Pierre explains PARSEC

Sorry to revive this old topic, but this indeterminism still bothers me. The following initial state is used in many PARSEC presentations:

The problem is that this situation is not in the domain of validity of PARSEC because there are two nodes with an estimate of true and two with false. This means there are necessarily two malicious nodes here, which is above the 1/3 PARSEC threshold.

The common coin will allow reaching an agreement, but there is a 50% chance that the decided value will be the one proposed by the malicious nodes. I think this is an obstacle for users to understand the protocol, and this certainly confused me.

Now, I will rephrase my original question: Is the common coin protocol only needed to unblock the algorithm outside PARSEC domain of validity or are there cases where it is also needed within this domain (with less than one 3rd of malicious nodes)?


This estimates are not final votes about an event but meta votes. Meta votes are the answer about the question “Do I strongly see an interesting gossip event for this node?”. In this case Alice and Dave strongly see an interesting event and Bob and Carol not.

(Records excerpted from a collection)

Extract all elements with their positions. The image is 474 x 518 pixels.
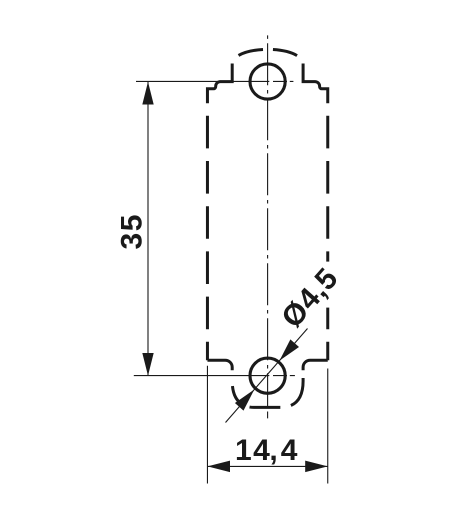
svg-text:14,4: 14,4: [235, 434, 298, 467]
svg-text:35: 35: [115, 213, 148, 249]
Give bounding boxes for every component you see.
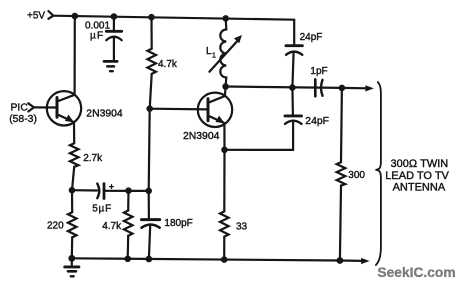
transistor Q2 2N3904 (198, 93, 232, 127)
wire C4 to junctions (104, 190, 149, 192)
wire bottom rail arrow to twin lead (340, 259, 363, 262)
wire mid rail arrow to twin lead (342, 87, 367, 90)
wire base rail junction down to C5 (149, 109, 150, 219)
node junction L1 / mid rail / Q2 collector (222, 83, 229, 90)
wire junction to R3 (71, 190, 73, 212)
node junction bottom rail / R4 (124, 255, 131, 262)
node junction mid rail / R6 (339, 85, 346, 92)
wire R6 to bottom rail (340, 186, 341, 261)
svg-text:1: 1 (212, 53, 216, 60)
capacitor C4 5uF plates (97, 184, 99, 199)
resistor R6 300 (337, 162, 346, 186)
svg-text:LEAD TO TV: LEAD TO TV (385, 170, 449, 182)
node junction top rail / L1 (222, 15, 229, 22)
inductor L1 variable arrow (209, 40, 238, 72)
wire R1 to junction (72, 167, 74, 190)
resistor R1 2.7k (70, 143, 79, 167)
capacitor C6 1pF plates (314, 79, 317, 96)
svg-text:33: 33 (236, 222, 248, 233)
svg-text:1pF: 1pF (310, 66, 327, 77)
svg-text:4.7k: 4.7k (102, 221, 122, 232)
svg-text:PIC: PIC (11, 102, 29, 113)
wire C5 to bottom rail (149, 225, 150, 259)
svg-text:SeekIC.com: SeekIC.com (377, 265, 455, 280)
node junction C4 rail / R4 (125, 187, 132, 194)
capacitor C5 180pF plates (142, 218, 160, 221)
svg-text:24pF: 24pF (300, 32, 323, 43)
svg-text:ANTENNA: ANTENNA (393, 181, 446, 193)
node PIC input chevron (28, 103, 34, 111)
node junction Q2 emitter (221, 147, 228, 154)
wire mid rail (226, 87, 342, 88)
node junction bottom rail / ground (68, 255, 75, 262)
wire Q2 collector up to L1 junction (224, 87, 227, 97)
svg-text:4.7k: 4.7k (158, 59, 178, 70)
resistor R6 300 lead from mid rail (340, 88, 343, 162)
node junction C4 rail / C5 line (145, 188, 152, 195)
svg-text:2N3904: 2N3904 (183, 131, 220, 142)
svg-text:+5V: +5V (27, 11, 45, 22)
wire R4 to bottom rail (127, 236, 130, 259)
capacitor C1 0.001uF lead (113, 17, 115, 30)
node junction base rail (146, 105, 153, 112)
wire bottom rail (72, 258, 340, 260)
wire R3 to bottom rail (71, 237, 74, 258)
brace twin lead (375, 82, 381, 265)
svg-text:5µF: 5µF (92, 204, 112, 215)
wire base rail to Q2 (150, 108, 208, 111)
node junction bottom rail / C5 (146, 256, 153, 263)
wire top rail (53, 16, 294, 20)
inductor L1 coil (220, 30, 226, 87)
svg-text:2N3904: 2N3904 (86, 108, 123, 119)
capacitor C3 24pF (lower) lead (291, 88, 294, 115)
node junction top rail / R2 (148, 14, 155, 21)
svg-text:220: 220 (47, 220, 64, 231)
resistor R4 4.7k (124, 211, 133, 236)
svg-text:µF: µF (90, 31, 104, 42)
ground (top, below C1) (104, 60, 117, 63)
wire PIC to Q1 base (34, 106, 57, 108)
resistor R2 4.7k (147, 49, 156, 74)
wire junction to R4 (127, 191, 130, 211)
wire C3 down and left to Q2 emitter (225, 122, 294, 150)
wire Q2 emitter down (223, 123, 225, 211)
wire top rail corner down to C2 (293, 20, 295, 45)
wire C1 to ground (113, 38, 115, 61)
svg-text:180pF: 180pF (164, 218, 192, 229)
label + (C4 polarity) (110, 185, 114, 189)
wire C2 down to mid rail (292, 52, 293, 88)
svg-text:300Ω TWIN: 300Ω TWIN (391, 158, 449, 170)
node junction bottom rail / R6 (337, 257, 344, 264)
node junction emitter / C4 rail (69, 187, 76, 194)
wire Q1 collector vertical (73, 16, 75, 95)
wire R5 to bottom rail (223, 237, 225, 260)
ground (bottom left) (71, 258, 73, 266)
resistor R3 220 (68, 212, 77, 237)
capacitor C3 24pF plates (285, 114, 302, 117)
wire Q1 emitter down (73, 122, 75, 143)
transistor Q1 2N3904 (47, 91, 81, 125)
capacitor C4 5uF wire left (72, 189, 97, 192)
wire R2 to base rail (150, 74, 152, 109)
inductor L1 leads (225, 18, 228, 29)
resistor R2 4.7k lead top (150, 17, 152, 49)
capacitor C2 24pF plates (286, 44, 302, 47)
svg-text:2.7k: 2.7k (83, 153, 103, 164)
node +5V input chevron (48, 11, 53, 19)
node junction top rail / Q1 collector (72, 13, 79, 20)
node junction bottom rail / R5 (221, 256, 228, 263)
node junction top rail / C1 (111, 13, 118, 20)
svg-text:(58-3): (58-3) (9, 114, 37, 125)
svg-text:24pF: 24pF (305, 116, 329, 127)
node junction mid rail / C2,C3 (289, 84, 296, 91)
svg-text:300: 300 (348, 170, 365, 181)
resistor R5 33 (220, 211, 229, 236)
capacitor C1 0.001uF plates (106, 30, 121, 33)
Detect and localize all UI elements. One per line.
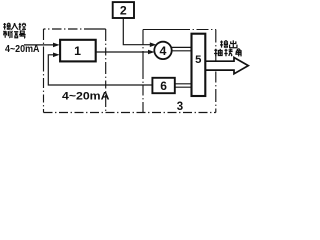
double line comparator 4 to block 5 [172,47,192,50]
label: input control signal (Chinese) line 2: zhi xin hao [3,31,25,38]
svg-text:3: 3 [177,101,183,113]
label shaft angle (Chinese): zhou zhuan jiao [214,49,241,57]
wire feedback from block 6 to block 1 [48,55,152,85]
output hollow arrow [206,58,249,74]
block 2 [113,2,134,18]
boundary 3 internal chain divider B [142,30,144,113]
svg-text:1: 1 [74,44,81,58]
svg-text:5: 5 [195,54,201,66]
wire input signal to block 1 [24,44,54,46]
arrowhead into comparator 4 from block 2 [150,42,157,47]
svg-text:4: 4 [160,44,167,58]
svg-text:2: 2 [120,4,127,18]
arrowhead into block 1 lower [53,53,60,58]
label output (Chinese): shu chu [220,40,237,48]
block 6 [152,78,174,93]
boundary 3 internal chain divider A [105,29,107,113]
label: input control signal (Chinese) line 1: shu ru kong [3,23,26,30]
svg-text:4~20mA: 4~20mA [5,44,40,55]
comparator 4 [154,42,171,59]
block 5 [192,34,206,96]
svg-text:6: 6 [160,79,167,93]
boundary 3 bottom chain edge [44,112,216,114]
double line block 6 to block 5 [175,84,192,87]
boundary 3 right chain edge [215,30,217,113]
boundary 3 left chain edge [43,29,45,113]
arrowhead into block 1 upper [53,43,60,48]
boundary 3 top-left chain segment [44,28,106,30]
arrowhead into comparator 4 from block 1 [148,50,155,55]
boundary 3 top-right chain segment [143,29,216,31]
wire block 2 down to comparator 4 [123,18,151,45]
svg-text:4~20mA: 4~20mA [62,91,110,103]
wire block 1 output to comparator 4 [96,51,149,53]
block 1 [60,40,96,62]
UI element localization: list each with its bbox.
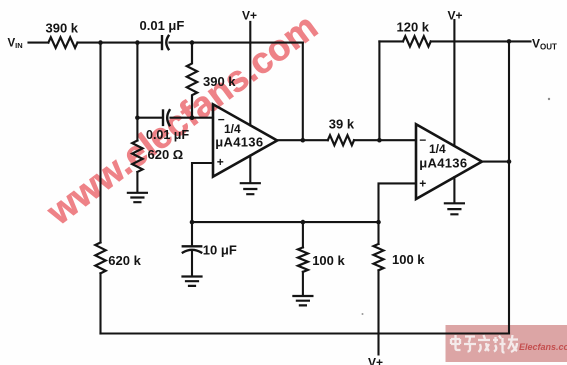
- resistor 100k left (vertical): [298, 247, 308, 272]
- svg-text:+: +: [419, 177, 426, 191]
- svg-text:www.elecfans.com: www.elecfans.com: [39, 6, 325, 233]
- wire V+ supply opamp1: [249, 22, 251, 125]
- wire opamp1 noninverting input: [192, 163, 213, 222]
- ground 10uF: [183, 277, 202, 286]
- node junction Vout: [507, 39, 512, 44]
- wire vertical corner down to opamp1 output: [302, 43, 304, 141]
- resistor 620 ohm (vertical): [132, 141, 142, 172]
- wire cap2 node to cap2 left plate: [137, 117, 161, 119]
- watermark www.elecfans.com: [39, 6, 325, 233]
- ground 620ohm: [128, 193, 147, 202]
- scan speck bottom middle: [362, 313, 364, 315]
- wire cap2 right to opamp1 inverting input: [171, 117, 214, 119]
- wire 100k left to ground: [302, 272, 304, 295]
- node junction opamp2 output: [507, 159, 512, 164]
- wire bottom rail: [101, 332, 510, 334]
- svg-text:39 k: 39 k: [329, 116, 355, 131]
- wire 39k to opamp2 inverting input: [354, 139, 416, 141]
- svg-text:−: −: [419, 133, 426, 147]
- node junction D (39k / feedback): [377, 138, 382, 143]
- node junction B: [135, 40, 140, 45]
- svg-text:0.01 μF: 0.01 μF: [146, 128, 189, 142]
- wire top left: node A to cap1 left: [78, 42, 161, 44]
- wire 100k right top lead: [377, 222, 379, 244]
- svg-text:VIN: VIN: [8, 38, 23, 51]
- wire opamp2 negative supply to ground: [453, 177, 455, 201]
- node junction B2 (cap2/620ohm): [135, 115, 140, 120]
- resistor 390k input (horizontal): [48, 37, 77, 48]
- svg-text:0.01 μF: 0.01 μF: [140, 18, 185, 33]
- svg-text:620 k: 620 k: [108, 253, 141, 268]
- node junction C (390k top): [190, 40, 195, 45]
- scan speck top right: [548, 98, 550, 100]
- svg-text:Elecfans.com: Elecfans.com: [519, 342, 567, 352]
- wire 120k left lead: [379, 40, 403, 42]
- wire 620ohm to ground: [136, 172, 138, 192]
- logo chinese char you: [508, 335, 518, 352]
- capacitor 0.01uF lower: left plate: [162, 111, 164, 125]
- wire 620k to bottom rail: [99, 273, 101, 333]
- wire cap2 node down to 620ohm: [136, 118, 138, 141]
- resistor 620k (vertical): [95, 243, 105, 274]
- capacitor 10uF top plate: [183, 245, 201, 247]
- svg-text:V+: V+: [242, 8, 257, 22]
- svg-text:VOUT: VOUT: [532, 37, 557, 52]
- wire Vout lead: [509, 40, 531, 42]
- ground opamp2: [445, 203, 464, 214]
- svg-text:100 k: 100 k: [312, 253, 345, 268]
- svg-text:100 k: 100 k: [392, 252, 425, 267]
- wire Vin lead: [29, 42, 49, 44]
- node junction opamp1 output: [301, 138, 306, 143]
- resistor 100k right (vertical): [374, 244, 384, 270]
- node junction A: [98, 40, 103, 45]
- svg-text:+: +: [217, 155, 224, 169]
- wire opamp1 negative supply to ground: [249, 156, 251, 182]
- logo chinese char shao: [493, 336, 506, 353]
- wire 100k right down to V+ bottom: [377, 270, 379, 354]
- capacitor 10uF curved bottom plate: [183, 250, 201, 253]
- svg-text:620 Ω: 620 Ω: [148, 147, 184, 162]
- capacitor 0.01uF lower: right curved plate: [167, 110, 169, 125]
- wire 10uF top lead: [191, 222, 193, 245]
- node junction 10uF: [190, 220, 195, 225]
- wire V+ supply opamp2: [453, 20, 455, 146]
- svg-text:μA4136: μA4136: [215, 134, 263, 149]
- wire opamp1 output to 39k: [277, 139, 328, 141]
- op-amp U2 triangle: [416, 124, 482, 199]
- ground opamp1: [241, 183, 260, 194]
- svg-text:V+: V+: [448, 8, 463, 22]
- resistor 390k feedback (vertical): [187, 43, 197, 118]
- logo box elecfans bottom right: [446, 325, 567, 362]
- svg-text:−: −: [218, 112, 225, 126]
- logo chinese char zi: [464, 337, 476, 352]
- wire 100k left top lead: [302, 222, 304, 247]
- capacitor 0.01uF top: right curved plate: [166, 36, 168, 49]
- svg-text:μA4136: μA4136: [419, 156, 467, 171]
- wire cap1 right to corner over opamp1: [170, 42, 303, 44]
- svg-text:V+: V+: [368, 356, 383, 365]
- wire 120k right lead to Vout column: [431, 40, 509, 42]
- svg-text:10 μF: 10 μF: [203, 242, 237, 257]
- node junction 100k left: [301, 220, 306, 225]
- ground 100k left: [293, 296, 312, 305]
- op-amp U1 triangle: [213, 104, 277, 176]
- wire node B vertical down to cap2 node: [136, 43, 138, 118]
- resistor 39k (horizontal): [328, 135, 354, 145]
- wire right vertical Vout column: [508, 41, 510, 333]
- wire feedback vertical from 120k down to node D: [378, 41, 380, 140]
- logo chinese char dian: [451, 335, 461, 350]
- resistor 120k (horizontal): [403, 36, 431, 46]
- logo chinese char fa: [478, 335, 490, 352]
- wire node A vertical down to 620k: [99, 43, 101, 243]
- node junction 100k right: [376, 220, 381, 225]
- wire opamp2 noninverting input: [379, 183, 417, 222]
- capacitor 0.01uF top: left plate: [161, 36, 163, 49]
- svg-text:120 k: 120 k: [397, 19, 430, 34]
- node junction C2 (390k bottom / inv input): [190, 115, 195, 120]
- svg-text:390 k: 390 k: [46, 21, 79, 36]
- wire opamp2 output: [482, 161, 509, 163]
- svg-text:390 k: 390 k: [203, 74, 236, 89]
- wire 10uF to ground: [191, 252, 193, 275]
- svg-text:1/4: 1/4: [429, 142, 446, 156]
- wire bias line y=222: [192, 221, 379, 223]
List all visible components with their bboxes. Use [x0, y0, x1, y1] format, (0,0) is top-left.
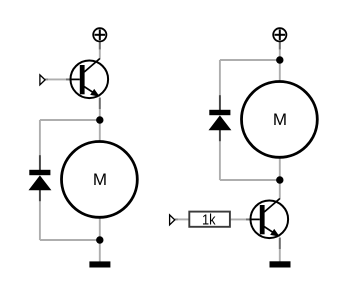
node D junction dot [276, 176, 283, 183]
svg-text:1k: 1k [202, 211, 216, 228]
pin stub: Q2 emitter lead [279, 238, 281, 250]
resistor R1 1k [189, 211, 230, 228]
wire: resistor R1 to Q2 base [231, 218, 250, 220]
wire: motor M2 bottom to node D [279, 157, 281, 180]
pin stub: Q2 base lead [246, 218, 250, 220]
input arrow left [40, 75, 45, 85]
wire: node C left to diode D2 branch [220, 59, 280, 61]
wire: diode D1 branch top vertical [39, 120, 41, 170]
pin stub: Q1 base lead [66, 78, 70, 80]
node C junction dot [276, 56, 283, 63]
pin stub: left input arrow lead [45, 78, 48, 80]
power +V left [93, 28, 106, 41]
wire: diode D2 branch bottom horizontal to node D [220, 179, 280, 181]
svg-text:M: M [93, 170, 107, 189]
ground left [89, 261, 110, 267]
transistor Q2 [250, 199, 289, 239]
wire: diode D1 branch bottom horizontal to node B [40, 239, 100, 241]
pin stub: Q1 emitter lead [99, 98, 101, 110]
pin stub: diode D1 top lead [39, 155, 41, 170]
motor M2 [242, 82, 318, 158]
pin stub: right power lead [279, 42, 281, 49]
motor M1 [62, 142, 138, 218]
wire: node A to motor M1 top [99, 120, 101, 142]
pin stub: diode D2 bottom lead [219, 130, 221, 141]
wire: Q2 emitter to ground [279, 238, 281, 262]
wire: diode D1 branch bottom vertical [39, 190, 41, 240]
power +V right [273, 28, 286, 41]
input arrow right [170, 215, 175, 225]
wire: motor M1 bottom to node B [99, 217, 101, 240]
pin stub: left power lead [99, 42, 101, 49]
pin stub: diode D1 bottom lead [39, 190, 41, 201]
svg-text:M: M [273, 110, 287, 129]
wire: node B to ground [99, 240, 101, 262]
pin stub: diode D2 top lead [219, 95, 221, 110]
wire: diode D2 branch top vertical [219, 60, 221, 110]
pin stub: right input arrow lead [175, 218, 178, 220]
node A junction dot [96, 116, 103, 123]
wire: diode D2 branch bottom vertical [219, 130, 221, 180]
diode D1 [29, 170, 52, 191]
wire: node D to Q2 collector [279, 180, 281, 199]
wire: left power to Q1 collector [99, 42, 101, 59]
wire: right input arrow to resistor R1 [175, 218, 189, 220]
transistor Q1 [70, 59, 109, 99]
wire: right power down to motor M2 top [279, 42, 281, 82]
node B junction dot [96, 236, 103, 243]
wire: Q1 emitter to node A [99, 98, 101, 121]
wire: left input to Q1 base [45, 78, 70, 80]
ground right [270, 261, 291, 267]
wire: node A left to diode D1 branch [40, 119, 100, 121]
diode D2 [209, 110, 232, 131]
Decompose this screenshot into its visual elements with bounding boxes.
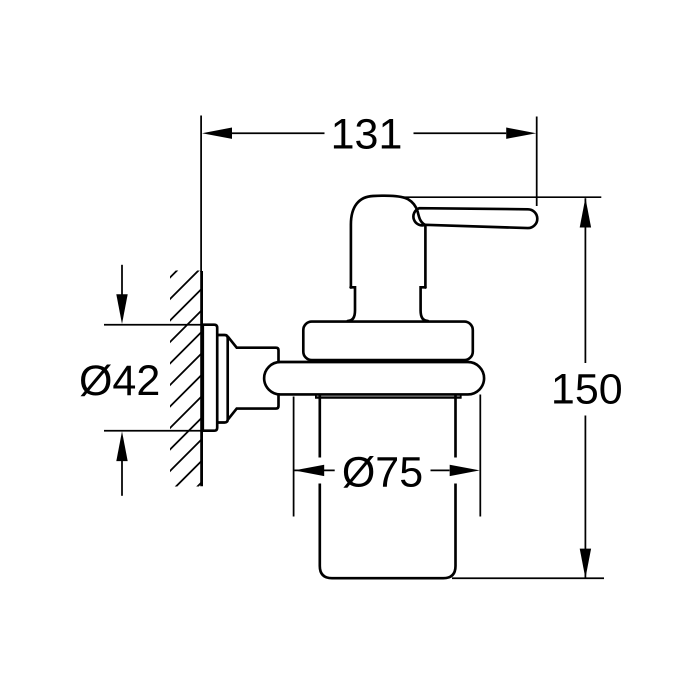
- svg-text:Ø42: Ø42: [79, 357, 160, 405]
- svg-text:131: 131: [331, 111, 403, 159]
- svg-text:Ø75: Ø75: [342, 448, 423, 496]
- svg-text:150: 150: [551, 366, 623, 414]
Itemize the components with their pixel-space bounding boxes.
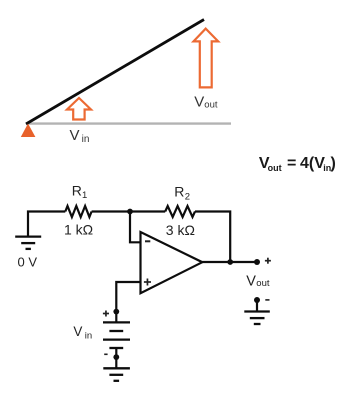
minus sign at return terminal xyxy=(265,299,269,301)
svg-text:R: R xyxy=(72,183,82,199)
svg-text:V: V xyxy=(194,94,204,111)
ground (0 V reference) xyxy=(15,237,41,249)
svg-text:out: out xyxy=(256,278,270,289)
R2 label xyxy=(174,183,190,202)
svg-text:V: V xyxy=(246,273,256,289)
svg-text:in: in xyxy=(85,331,92,342)
wire opamp noninverting-to-battery xyxy=(116,282,140,312)
svg-text:V: V xyxy=(70,127,80,144)
Vin arrow (small orange hollow arrow) xyxy=(67,98,91,120)
op-amp plus sign (non-inverting input) xyxy=(144,279,151,286)
resistor R2 xyxy=(165,206,195,217)
node battery plus terminal dot xyxy=(113,309,119,315)
svg-text:out: out xyxy=(204,100,218,111)
battery V1 (Vin source) xyxy=(103,322,130,348)
Vin label (lever) xyxy=(70,127,90,145)
svg-text:2: 2 xyxy=(185,192,190,203)
lever baseline (gray ground line) xyxy=(28,122,231,124)
resistor R1 xyxy=(65,206,91,217)
Vout label (circuit) xyxy=(246,273,270,289)
node feedback junction dot xyxy=(227,259,233,265)
wire 0V-to-R1 xyxy=(28,212,65,237)
op-amp minus sign (inverting input) xyxy=(145,240,150,242)
node battery minus junction dot xyxy=(113,354,119,360)
node junction dot (inverting input node) xyxy=(127,209,133,215)
wire opamp output xyxy=(202,261,257,263)
wire node-to-R2 xyxy=(130,210,165,212)
svg-text:V: V xyxy=(73,324,82,339)
ground (output return) xyxy=(244,312,269,325)
R1 label xyxy=(72,183,87,202)
wire R2-to-output (feedback down leg) xyxy=(195,212,230,263)
Vout arrow (large orange hollow arrow) xyxy=(194,29,219,88)
svg-text:4(V: 4(V xyxy=(300,155,325,172)
plus sign at battery xyxy=(103,311,109,317)
wire node-to-opamp inverting input xyxy=(130,212,141,243)
svg-text:0 V: 0 V xyxy=(18,254,38,269)
wire battery bottom lead xyxy=(115,348,117,368)
plus sign at output terminal xyxy=(265,258,271,264)
Vout label (lever) xyxy=(194,94,218,111)
wire R1-to-node xyxy=(92,210,130,212)
svg-text:R: R xyxy=(174,183,184,199)
op-amp U1 xyxy=(141,232,203,293)
svg-text:): ) xyxy=(331,155,336,172)
ground (battery return) xyxy=(103,368,130,381)
wire battery top lead xyxy=(115,312,117,323)
svg-text:3 kΩ: 3 kΩ xyxy=(166,222,195,238)
svg-text:1 kΩ: 1 kΩ xyxy=(64,221,93,237)
minus sign at battery xyxy=(104,353,107,355)
output terminal dot (+) xyxy=(254,259,260,265)
svg-text:out: out xyxy=(268,163,282,173)
wire return-to-ground xyxy=(256,300,258,312)
fulcrum triangle xyxy=(21,124,36,138)
svg-text:in: in xyxy=(82,134,90,145)
equation Vout = 4(Vin) xyxy=(259,155,336,173)
lever arm (black diagonal beam) xyxy=(26,20,204,125)
Vin label (circuit) xyxy=(73,324,92,342)
svg-text:=: = xyxy=(287,155,296,172)
svg-text:1: 1 xyxy=(82,190,87,201)
minus terminal dot (Vout return) xyxy=(254,297,260,303)
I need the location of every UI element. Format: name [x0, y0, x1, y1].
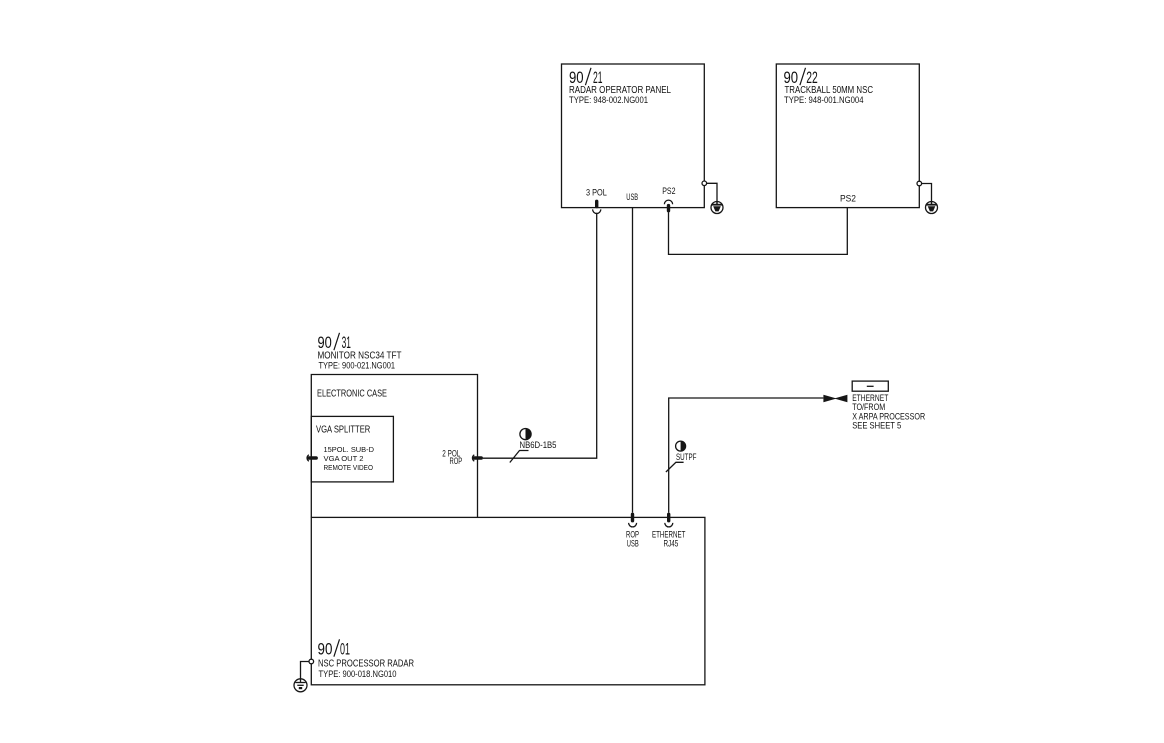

(GIVEN TASK):
In the thread on PARSEC, change every "malicious nodes" to "faulty nodes" and give again the text between "Pierre explains PARSEC" and "1/3 PARSEC threshold.", inclusive.

(TASK RESPONSE):
Pierre explains PARSEC

Sorry to revive this old topic, but this indeterminism still bothers me. The following initial state is used in many PARSEC presentations:

The problem is that this situation is not in the domain of validity of PARSEC because there are two nodes with an estimate of true and two with false. This means there are necessarily two faulty nodes here, which is above the 1/3 PARSEC threshold.